● **Aim**: Check each line below for the word "text", and copy those that have it.

— Begin Excerpted records —

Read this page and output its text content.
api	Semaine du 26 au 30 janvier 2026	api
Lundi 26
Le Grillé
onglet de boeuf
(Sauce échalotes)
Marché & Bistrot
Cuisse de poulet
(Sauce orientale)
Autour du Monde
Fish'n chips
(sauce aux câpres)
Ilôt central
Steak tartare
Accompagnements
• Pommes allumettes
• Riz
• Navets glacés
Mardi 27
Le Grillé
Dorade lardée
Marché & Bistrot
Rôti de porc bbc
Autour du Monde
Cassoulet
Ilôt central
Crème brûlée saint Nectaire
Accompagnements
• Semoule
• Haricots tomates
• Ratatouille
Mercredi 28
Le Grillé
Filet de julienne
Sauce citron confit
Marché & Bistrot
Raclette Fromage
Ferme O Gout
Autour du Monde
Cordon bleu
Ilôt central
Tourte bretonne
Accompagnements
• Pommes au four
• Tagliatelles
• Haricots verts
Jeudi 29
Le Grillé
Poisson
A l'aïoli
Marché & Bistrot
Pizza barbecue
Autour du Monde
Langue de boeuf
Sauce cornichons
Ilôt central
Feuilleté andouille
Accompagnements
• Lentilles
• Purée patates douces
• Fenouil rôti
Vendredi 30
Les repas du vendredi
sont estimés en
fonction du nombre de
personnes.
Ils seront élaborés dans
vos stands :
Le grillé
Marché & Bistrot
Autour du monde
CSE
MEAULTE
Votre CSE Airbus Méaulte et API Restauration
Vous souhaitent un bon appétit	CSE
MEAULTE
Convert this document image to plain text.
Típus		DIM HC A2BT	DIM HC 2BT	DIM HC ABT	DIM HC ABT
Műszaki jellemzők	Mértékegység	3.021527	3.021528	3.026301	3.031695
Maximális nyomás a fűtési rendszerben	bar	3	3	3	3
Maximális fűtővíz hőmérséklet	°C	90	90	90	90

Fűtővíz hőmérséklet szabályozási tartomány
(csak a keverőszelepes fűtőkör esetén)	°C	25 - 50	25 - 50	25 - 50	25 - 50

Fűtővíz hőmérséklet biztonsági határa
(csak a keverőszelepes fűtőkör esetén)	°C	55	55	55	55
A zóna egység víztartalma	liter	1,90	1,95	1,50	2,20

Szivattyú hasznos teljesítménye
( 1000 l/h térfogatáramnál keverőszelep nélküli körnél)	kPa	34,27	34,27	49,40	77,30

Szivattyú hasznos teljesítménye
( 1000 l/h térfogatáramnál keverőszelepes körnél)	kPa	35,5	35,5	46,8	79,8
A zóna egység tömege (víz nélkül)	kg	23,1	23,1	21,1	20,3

— End Excerpted records —

● **Finished task**:
Read this page and output its text content.
Convert this document image to plain text.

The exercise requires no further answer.